Task item => Wherever the string "Astronomy" appears in the records, return the line that holds it.

[[ Records shown open ]]

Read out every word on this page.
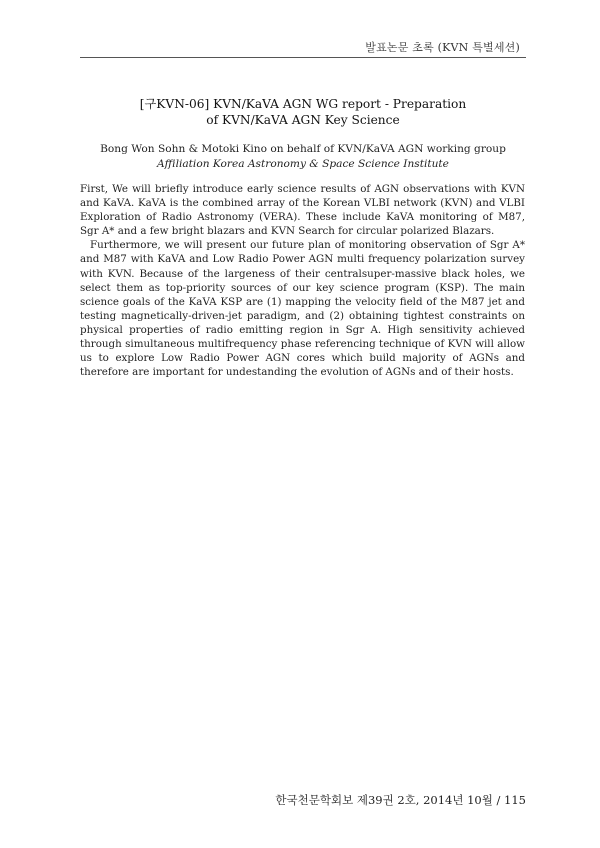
발표논문 초록 (KVN 특별세션)
[구KVN-06] KVN/KaVA AGN WG report - Preparation
of KVN/KaVA AGN Key Science
Bong Won Sohn & Motoki Kino on behalf of KVN/KaVA AGN working group
Affiliation Korea Astronomy & Space Science Institute

First, We will briefly introduce early science results of AGN observations with KVN and KaVA. KaVA is the combined array of the Korean VLBI network (KVN) and VLBI Exploration of Radio Astronomy (VERA). These include KaVA monitoring of M87, Sgr A* and a few bright blazars and KVN Search for circular polarized Blazars.

Furthermore, we will present our future plan of monitoring observation of Sgr A* and M87 with KaVA and Low Radio Power AGN multi frequency polarization survey with KVN. Because of the largeness of their centralsuper-massive black holes, we select them as top-priority sources of our key science program (KSP). The main science goals of the KaVA KSP are (1) mapping the velocity field of the M87 jet and testing magnetically-driven-jet paradigm, and (2) obtaining tightest constraints on physical properties of radio emitting region in Sgr A. High sensitivity achieved through simultaneous multifrequency phase referencing technique of KVN will allow us to explore Low Radio Power AGN cores which build majority of AGNs and therefore are important for undestanding the evolution of AGNs and of their hosts.

한국천문학회보 제39권 2호, 2014년 10월 / 115
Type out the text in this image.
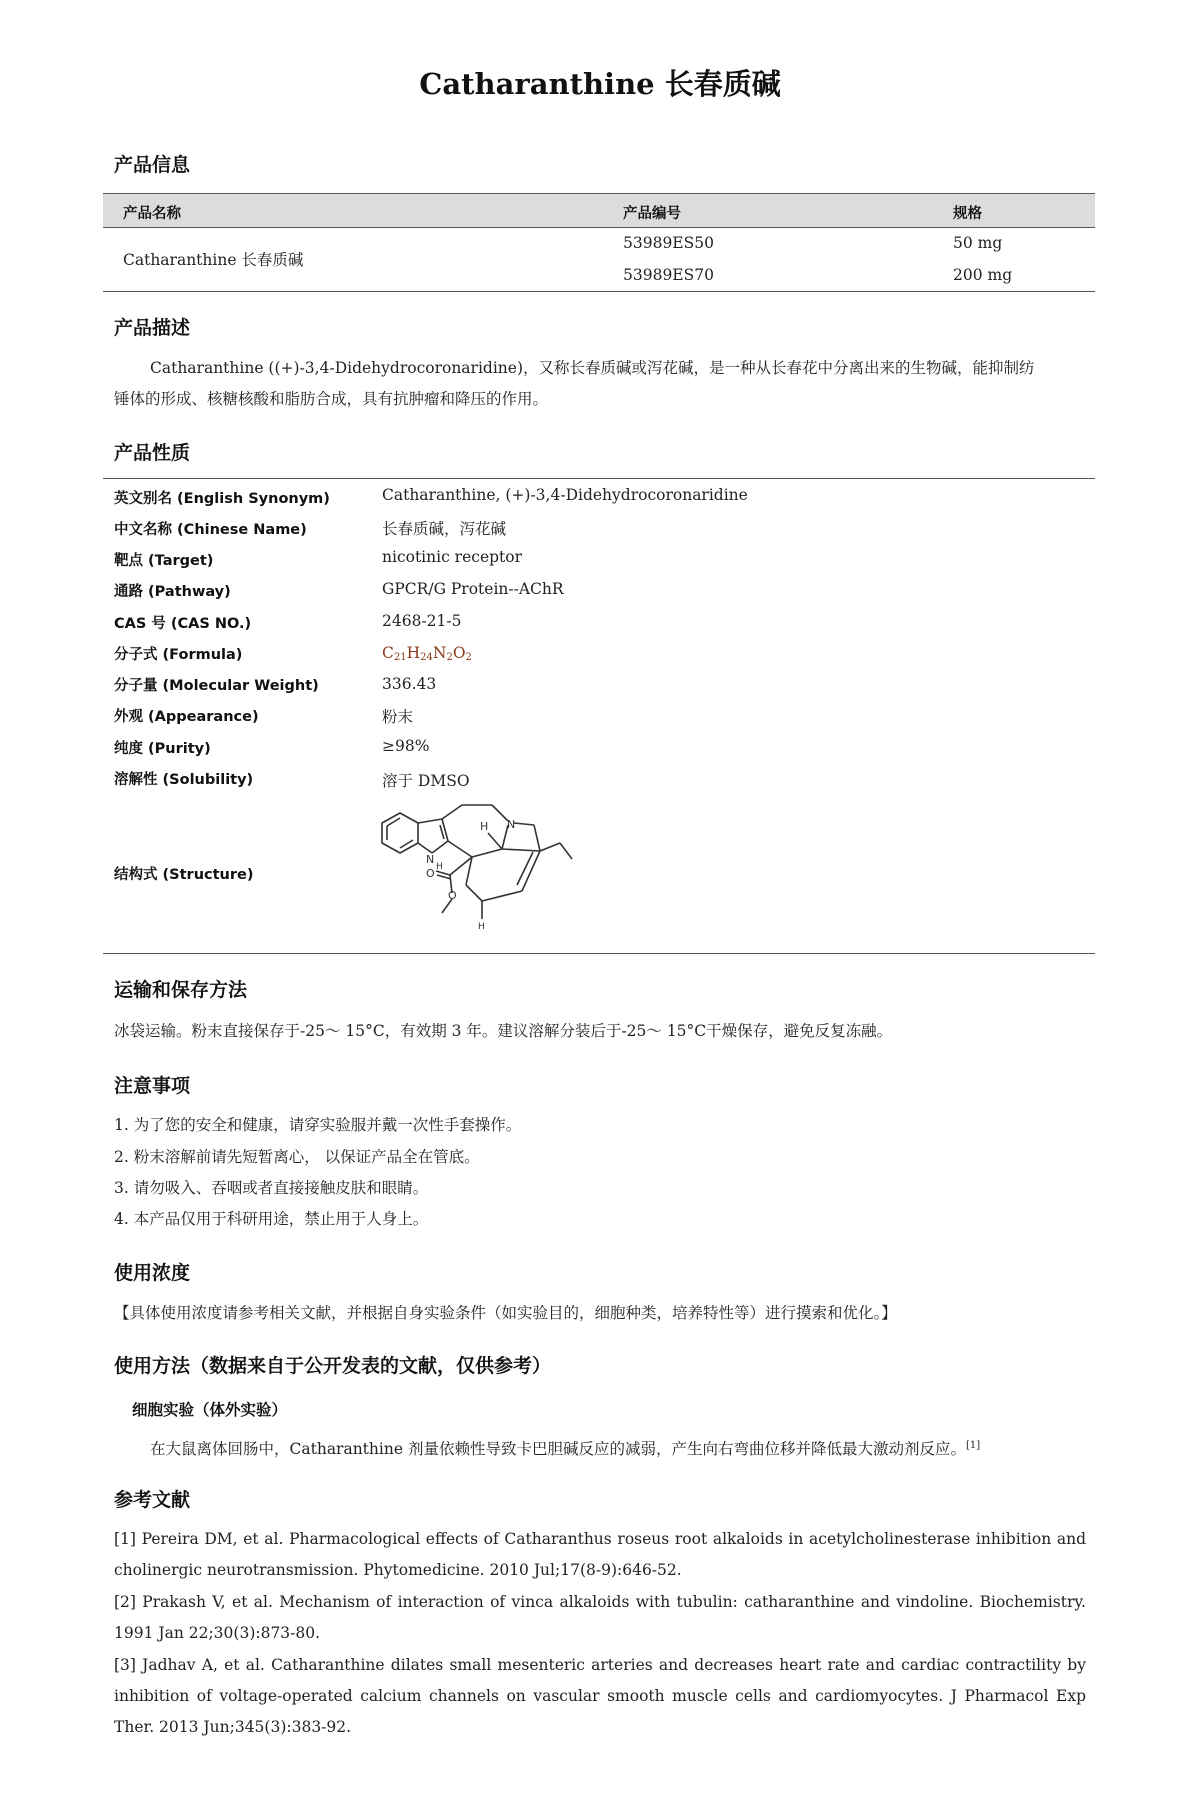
Catharanthine 长春质碱
产品信息
产品名称	产品编号	规格
Catharanthine 长春质碱
53989ES50	50 mg
53989ES70	200 mg
产品描述
Catharanthine ((+)-3,4-Didehydrocoronaridine)，又称长春质碱或泻花碱，是一种从长春花中分离出来的生物碱，能抑制纺
锤体的形成、核糖核酸和脂肪合成，具有抗肿瘤和降压的作用。
产品性质
英文别名 (English Synonym)	Catharanthine, (+)-3,4-Didehydrocoronaridine
中文名称 (Chinese Name)	长春质碱，泻花碱
靶点 (Target)	nicotinic receptor
通路 (Pathway)	GPCR/G Protein--AChR
CAS 号 (CAS NO.)	2468-21-5
分子式 (Formula)	$C_{21}H_{24}N_2O_2$
分子量 (Molecular Weight)	336.43
外观 (Appearance)	粉末
纯度 (Purity)	≥98%
溶解性 (Solubility)	溶于 DMSO
结构式 (Structure)
H N
N
H
O
O
H
运输和保存方法
冰袋运输。粉末直接保存于-25～ 15°C，有效期 3 年。建议溶解分装后于-25～ 15°C干燥保存，避免反复冻融。
注意事项
1. 为了您的安全和健康，请穿实验服并戴一次性手套操作。
2. 粉末溶解前请先短暂离心， 以保证产品全在管底。
3. 请勿吸入、吞咽或者直接接触皮肤和眼睛。
4. 本产品仅用于科研用途，禁止用于人身上。
使用浓度
【具体使用浓度请参考相关文献，并根据自身实验条件（如实验目的，细胞种类，培养特性等）进行摸索和优化。】
使用方法（数据来自于公开发表的文献，仅供参考）
细胞实验（体外实验）
在大鼠离体回肠中，Catharanthine 剂量依赖性导致卡巴胆碱反应的减弱，产生向右弯曲位移并降低最大激动剂反应。[1]
参考文献
[1] Pereira DM, et al. Pharmacological effects of Catharanthus roseus root alkaloids in acetylcholinesterase inhibition and cholinergic neurotransmission. Phytomedicine. 2010 Jul;17(8-9):646-52.
[2] Prakash V, et al. Mechanism of interaction of vinca alkaloids with tubulin: catharanthine and vindoline. Biochemistry. 1991 Jan 22;30(3):873-80.
[3] Jadhav A, et al. Catharanthine dilates small mesenteric arteries and decreases heart rate and cardiac contractility by inhibition of voltage-operated calcium channels on vascular smooth muscle cells and cardiomyocytes. J Pharmacol Exp Ther. 2013 Jun;345(3):383-92.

[[ Records shown closed ]]

Reply to the task =>
Affiliation Korea Astronomy & Space Science Institute
First, We will briefly introduce early science results of AGN observations with KVN and KaVA. KaVA is the combined array of the Korean VLBI network (KVN) and VLBI Exploration of Radio Astronomy (VERA). These include KaVA monitoring of M87, Sgr A* and a few bright blazars and KVN Search for circular polarized Blazars.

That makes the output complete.